Task details> Check every line below for the word "demand" and show those that hold it.

Material to process>
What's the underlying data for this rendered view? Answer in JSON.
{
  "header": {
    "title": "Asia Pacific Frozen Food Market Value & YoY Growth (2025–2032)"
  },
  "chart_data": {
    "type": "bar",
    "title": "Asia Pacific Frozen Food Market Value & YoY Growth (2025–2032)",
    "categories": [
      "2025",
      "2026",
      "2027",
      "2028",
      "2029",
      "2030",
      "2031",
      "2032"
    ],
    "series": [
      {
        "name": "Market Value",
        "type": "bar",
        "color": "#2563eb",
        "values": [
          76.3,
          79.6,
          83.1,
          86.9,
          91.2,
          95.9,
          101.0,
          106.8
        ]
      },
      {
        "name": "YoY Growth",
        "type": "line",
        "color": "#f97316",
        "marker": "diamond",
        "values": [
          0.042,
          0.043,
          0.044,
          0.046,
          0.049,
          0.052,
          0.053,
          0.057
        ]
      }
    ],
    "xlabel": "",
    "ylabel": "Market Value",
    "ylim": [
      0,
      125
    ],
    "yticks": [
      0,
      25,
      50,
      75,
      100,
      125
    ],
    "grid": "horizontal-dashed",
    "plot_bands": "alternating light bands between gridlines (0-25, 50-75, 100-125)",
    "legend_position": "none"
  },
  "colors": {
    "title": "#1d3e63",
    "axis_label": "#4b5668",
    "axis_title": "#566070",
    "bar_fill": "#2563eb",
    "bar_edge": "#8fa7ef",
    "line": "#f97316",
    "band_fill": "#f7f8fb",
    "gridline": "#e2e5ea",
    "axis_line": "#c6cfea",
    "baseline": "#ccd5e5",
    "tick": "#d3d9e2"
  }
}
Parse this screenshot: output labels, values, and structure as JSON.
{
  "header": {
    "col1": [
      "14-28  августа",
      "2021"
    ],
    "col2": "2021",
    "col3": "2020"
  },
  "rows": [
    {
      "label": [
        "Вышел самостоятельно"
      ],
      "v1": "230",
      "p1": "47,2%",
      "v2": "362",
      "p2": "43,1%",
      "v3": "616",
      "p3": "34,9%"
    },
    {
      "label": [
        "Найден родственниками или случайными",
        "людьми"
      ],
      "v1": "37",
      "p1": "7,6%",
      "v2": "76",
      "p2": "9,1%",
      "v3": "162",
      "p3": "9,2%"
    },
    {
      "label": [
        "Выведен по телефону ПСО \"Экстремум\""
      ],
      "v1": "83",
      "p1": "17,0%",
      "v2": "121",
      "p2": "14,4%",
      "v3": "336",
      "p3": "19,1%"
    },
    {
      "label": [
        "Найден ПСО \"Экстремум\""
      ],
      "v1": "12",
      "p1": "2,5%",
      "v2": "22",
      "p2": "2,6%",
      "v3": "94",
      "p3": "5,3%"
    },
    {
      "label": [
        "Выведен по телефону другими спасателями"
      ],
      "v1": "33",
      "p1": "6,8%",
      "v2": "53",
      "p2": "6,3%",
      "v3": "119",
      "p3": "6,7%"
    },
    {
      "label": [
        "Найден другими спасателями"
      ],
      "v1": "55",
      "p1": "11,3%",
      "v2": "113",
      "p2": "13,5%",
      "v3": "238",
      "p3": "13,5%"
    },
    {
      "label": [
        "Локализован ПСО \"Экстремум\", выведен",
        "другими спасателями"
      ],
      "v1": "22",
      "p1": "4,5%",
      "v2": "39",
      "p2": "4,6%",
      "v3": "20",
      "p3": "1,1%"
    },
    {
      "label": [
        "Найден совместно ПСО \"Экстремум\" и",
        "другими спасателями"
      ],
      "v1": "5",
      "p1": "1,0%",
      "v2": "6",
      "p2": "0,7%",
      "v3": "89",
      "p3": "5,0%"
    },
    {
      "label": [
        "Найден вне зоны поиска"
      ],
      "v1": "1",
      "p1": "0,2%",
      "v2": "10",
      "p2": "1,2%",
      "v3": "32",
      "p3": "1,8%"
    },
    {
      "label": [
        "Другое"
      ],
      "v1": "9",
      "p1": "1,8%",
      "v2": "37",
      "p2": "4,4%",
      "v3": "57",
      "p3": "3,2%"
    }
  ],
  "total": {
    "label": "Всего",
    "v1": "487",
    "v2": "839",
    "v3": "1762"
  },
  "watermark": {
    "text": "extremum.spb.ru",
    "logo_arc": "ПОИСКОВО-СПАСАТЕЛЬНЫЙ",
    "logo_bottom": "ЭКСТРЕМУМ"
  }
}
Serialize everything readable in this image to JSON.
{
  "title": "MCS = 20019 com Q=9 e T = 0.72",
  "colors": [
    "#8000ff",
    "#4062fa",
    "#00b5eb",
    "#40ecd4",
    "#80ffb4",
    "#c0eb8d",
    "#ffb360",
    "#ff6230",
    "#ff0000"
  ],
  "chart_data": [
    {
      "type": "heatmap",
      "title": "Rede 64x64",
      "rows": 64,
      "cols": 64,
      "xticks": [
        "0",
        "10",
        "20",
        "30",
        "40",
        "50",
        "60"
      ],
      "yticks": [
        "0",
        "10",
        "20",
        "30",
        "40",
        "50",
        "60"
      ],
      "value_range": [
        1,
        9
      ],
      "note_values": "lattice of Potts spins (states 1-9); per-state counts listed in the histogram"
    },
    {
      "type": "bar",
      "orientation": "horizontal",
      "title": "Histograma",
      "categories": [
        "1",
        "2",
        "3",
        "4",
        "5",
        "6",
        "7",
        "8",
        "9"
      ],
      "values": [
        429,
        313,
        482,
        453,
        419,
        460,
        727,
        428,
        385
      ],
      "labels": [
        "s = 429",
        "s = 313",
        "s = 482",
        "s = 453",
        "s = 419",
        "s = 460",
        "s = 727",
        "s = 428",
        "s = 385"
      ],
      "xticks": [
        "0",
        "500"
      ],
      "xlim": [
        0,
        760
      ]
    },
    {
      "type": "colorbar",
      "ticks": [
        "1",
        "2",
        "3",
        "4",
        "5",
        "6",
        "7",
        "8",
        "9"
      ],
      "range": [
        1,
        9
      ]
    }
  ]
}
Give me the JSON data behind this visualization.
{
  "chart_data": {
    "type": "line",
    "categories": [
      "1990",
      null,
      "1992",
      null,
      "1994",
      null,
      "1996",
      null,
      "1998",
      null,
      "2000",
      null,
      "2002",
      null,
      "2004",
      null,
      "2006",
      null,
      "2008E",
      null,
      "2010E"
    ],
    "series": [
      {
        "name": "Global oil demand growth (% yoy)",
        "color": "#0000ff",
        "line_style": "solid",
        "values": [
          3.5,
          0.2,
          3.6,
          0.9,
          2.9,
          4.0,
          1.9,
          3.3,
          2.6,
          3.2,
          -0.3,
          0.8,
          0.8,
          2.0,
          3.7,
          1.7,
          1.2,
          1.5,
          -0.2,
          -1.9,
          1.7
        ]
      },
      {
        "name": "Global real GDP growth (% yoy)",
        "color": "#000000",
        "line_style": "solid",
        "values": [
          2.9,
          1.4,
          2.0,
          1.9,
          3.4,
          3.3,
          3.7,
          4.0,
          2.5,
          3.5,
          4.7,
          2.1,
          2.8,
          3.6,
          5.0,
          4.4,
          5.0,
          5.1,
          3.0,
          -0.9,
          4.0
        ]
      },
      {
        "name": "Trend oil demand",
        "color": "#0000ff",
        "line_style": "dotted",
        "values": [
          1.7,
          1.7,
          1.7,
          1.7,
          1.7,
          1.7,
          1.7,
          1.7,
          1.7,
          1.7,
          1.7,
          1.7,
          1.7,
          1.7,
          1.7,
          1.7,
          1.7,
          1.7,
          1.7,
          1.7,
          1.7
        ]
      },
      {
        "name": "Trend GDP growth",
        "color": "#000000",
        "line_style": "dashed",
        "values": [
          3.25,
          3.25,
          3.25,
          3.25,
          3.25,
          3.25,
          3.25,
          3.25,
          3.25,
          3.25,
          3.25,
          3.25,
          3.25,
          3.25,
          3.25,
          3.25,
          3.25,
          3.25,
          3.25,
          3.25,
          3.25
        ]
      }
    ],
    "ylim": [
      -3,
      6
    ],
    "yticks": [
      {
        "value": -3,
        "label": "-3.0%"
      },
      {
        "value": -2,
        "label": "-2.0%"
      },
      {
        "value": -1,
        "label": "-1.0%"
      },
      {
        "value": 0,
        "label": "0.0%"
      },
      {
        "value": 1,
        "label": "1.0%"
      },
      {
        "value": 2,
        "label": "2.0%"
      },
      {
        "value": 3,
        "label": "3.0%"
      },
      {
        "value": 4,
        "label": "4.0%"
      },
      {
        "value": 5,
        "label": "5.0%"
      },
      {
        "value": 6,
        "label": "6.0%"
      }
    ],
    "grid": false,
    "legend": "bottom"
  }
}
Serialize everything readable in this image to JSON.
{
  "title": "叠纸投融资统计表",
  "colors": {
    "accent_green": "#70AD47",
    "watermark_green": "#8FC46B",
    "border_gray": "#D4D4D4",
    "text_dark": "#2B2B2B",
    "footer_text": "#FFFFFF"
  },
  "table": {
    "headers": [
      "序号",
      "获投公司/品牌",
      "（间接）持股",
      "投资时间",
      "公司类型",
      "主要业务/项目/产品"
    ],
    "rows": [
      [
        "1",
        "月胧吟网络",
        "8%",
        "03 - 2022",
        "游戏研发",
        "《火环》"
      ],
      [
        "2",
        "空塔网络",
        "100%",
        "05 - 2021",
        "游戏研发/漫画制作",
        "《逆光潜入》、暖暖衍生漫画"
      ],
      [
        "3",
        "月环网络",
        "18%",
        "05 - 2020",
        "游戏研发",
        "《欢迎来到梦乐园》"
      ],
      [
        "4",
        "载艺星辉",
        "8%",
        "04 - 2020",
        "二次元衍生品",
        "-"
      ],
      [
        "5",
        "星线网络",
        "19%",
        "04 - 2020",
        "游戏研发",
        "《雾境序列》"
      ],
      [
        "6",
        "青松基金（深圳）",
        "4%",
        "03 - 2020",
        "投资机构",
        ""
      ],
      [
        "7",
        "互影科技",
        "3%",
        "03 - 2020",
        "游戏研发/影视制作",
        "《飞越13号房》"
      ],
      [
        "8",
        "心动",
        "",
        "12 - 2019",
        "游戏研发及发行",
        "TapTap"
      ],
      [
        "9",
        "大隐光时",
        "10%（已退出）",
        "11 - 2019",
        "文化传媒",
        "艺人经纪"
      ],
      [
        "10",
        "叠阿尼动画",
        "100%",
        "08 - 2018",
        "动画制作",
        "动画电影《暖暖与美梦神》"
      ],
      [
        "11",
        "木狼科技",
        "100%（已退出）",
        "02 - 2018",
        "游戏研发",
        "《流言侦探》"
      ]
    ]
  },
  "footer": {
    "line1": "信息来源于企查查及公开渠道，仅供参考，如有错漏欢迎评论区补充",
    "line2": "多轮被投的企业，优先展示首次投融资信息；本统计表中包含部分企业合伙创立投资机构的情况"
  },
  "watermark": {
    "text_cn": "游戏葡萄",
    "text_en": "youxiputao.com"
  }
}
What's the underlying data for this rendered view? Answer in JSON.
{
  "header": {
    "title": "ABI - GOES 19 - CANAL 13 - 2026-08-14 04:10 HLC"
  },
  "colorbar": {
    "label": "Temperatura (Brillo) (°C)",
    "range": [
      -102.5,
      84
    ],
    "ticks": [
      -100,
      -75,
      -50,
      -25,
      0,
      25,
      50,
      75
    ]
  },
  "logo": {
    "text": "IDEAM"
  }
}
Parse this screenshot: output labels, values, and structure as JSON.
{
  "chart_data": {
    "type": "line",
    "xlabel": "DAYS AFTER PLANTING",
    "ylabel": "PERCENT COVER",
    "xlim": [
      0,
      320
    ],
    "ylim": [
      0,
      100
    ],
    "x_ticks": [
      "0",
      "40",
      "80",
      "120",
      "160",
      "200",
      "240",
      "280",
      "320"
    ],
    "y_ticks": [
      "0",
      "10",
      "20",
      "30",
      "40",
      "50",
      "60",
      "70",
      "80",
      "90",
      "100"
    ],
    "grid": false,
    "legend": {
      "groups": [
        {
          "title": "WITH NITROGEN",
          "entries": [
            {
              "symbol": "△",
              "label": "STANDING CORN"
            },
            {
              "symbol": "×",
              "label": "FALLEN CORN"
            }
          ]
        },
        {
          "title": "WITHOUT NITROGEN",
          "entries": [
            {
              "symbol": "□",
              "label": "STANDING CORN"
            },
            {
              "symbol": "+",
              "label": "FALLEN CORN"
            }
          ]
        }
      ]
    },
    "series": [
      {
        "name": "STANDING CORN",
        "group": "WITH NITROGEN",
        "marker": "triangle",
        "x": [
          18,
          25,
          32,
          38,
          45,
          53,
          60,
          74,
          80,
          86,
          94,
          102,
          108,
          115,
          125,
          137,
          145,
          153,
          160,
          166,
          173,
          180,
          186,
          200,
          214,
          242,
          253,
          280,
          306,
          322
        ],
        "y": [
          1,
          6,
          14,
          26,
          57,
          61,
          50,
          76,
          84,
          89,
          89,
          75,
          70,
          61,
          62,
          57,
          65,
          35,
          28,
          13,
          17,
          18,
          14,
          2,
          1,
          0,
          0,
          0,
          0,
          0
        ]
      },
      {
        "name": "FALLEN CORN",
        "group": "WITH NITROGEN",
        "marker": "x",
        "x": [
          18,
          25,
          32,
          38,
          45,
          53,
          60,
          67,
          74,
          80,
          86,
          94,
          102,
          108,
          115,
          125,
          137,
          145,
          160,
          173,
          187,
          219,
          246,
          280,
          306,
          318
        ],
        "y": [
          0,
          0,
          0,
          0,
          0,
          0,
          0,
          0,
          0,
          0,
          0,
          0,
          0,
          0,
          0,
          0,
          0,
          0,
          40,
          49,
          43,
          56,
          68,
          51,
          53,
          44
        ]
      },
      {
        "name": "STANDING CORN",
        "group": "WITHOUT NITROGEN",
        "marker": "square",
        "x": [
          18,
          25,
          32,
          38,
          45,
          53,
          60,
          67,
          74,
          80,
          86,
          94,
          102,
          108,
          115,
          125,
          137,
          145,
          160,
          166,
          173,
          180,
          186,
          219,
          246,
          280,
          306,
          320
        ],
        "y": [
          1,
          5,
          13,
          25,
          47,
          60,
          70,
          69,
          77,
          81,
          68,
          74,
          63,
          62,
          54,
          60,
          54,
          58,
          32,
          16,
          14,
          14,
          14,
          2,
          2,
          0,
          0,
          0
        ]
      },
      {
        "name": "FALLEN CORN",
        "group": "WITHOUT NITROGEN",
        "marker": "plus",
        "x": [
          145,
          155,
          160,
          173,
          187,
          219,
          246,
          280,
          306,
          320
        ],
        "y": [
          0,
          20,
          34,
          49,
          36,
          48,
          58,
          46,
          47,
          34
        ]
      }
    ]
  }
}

Exercise answer>
        "name": "Global oil demand growth (% yoy)",
        "name": "Trend oil demand",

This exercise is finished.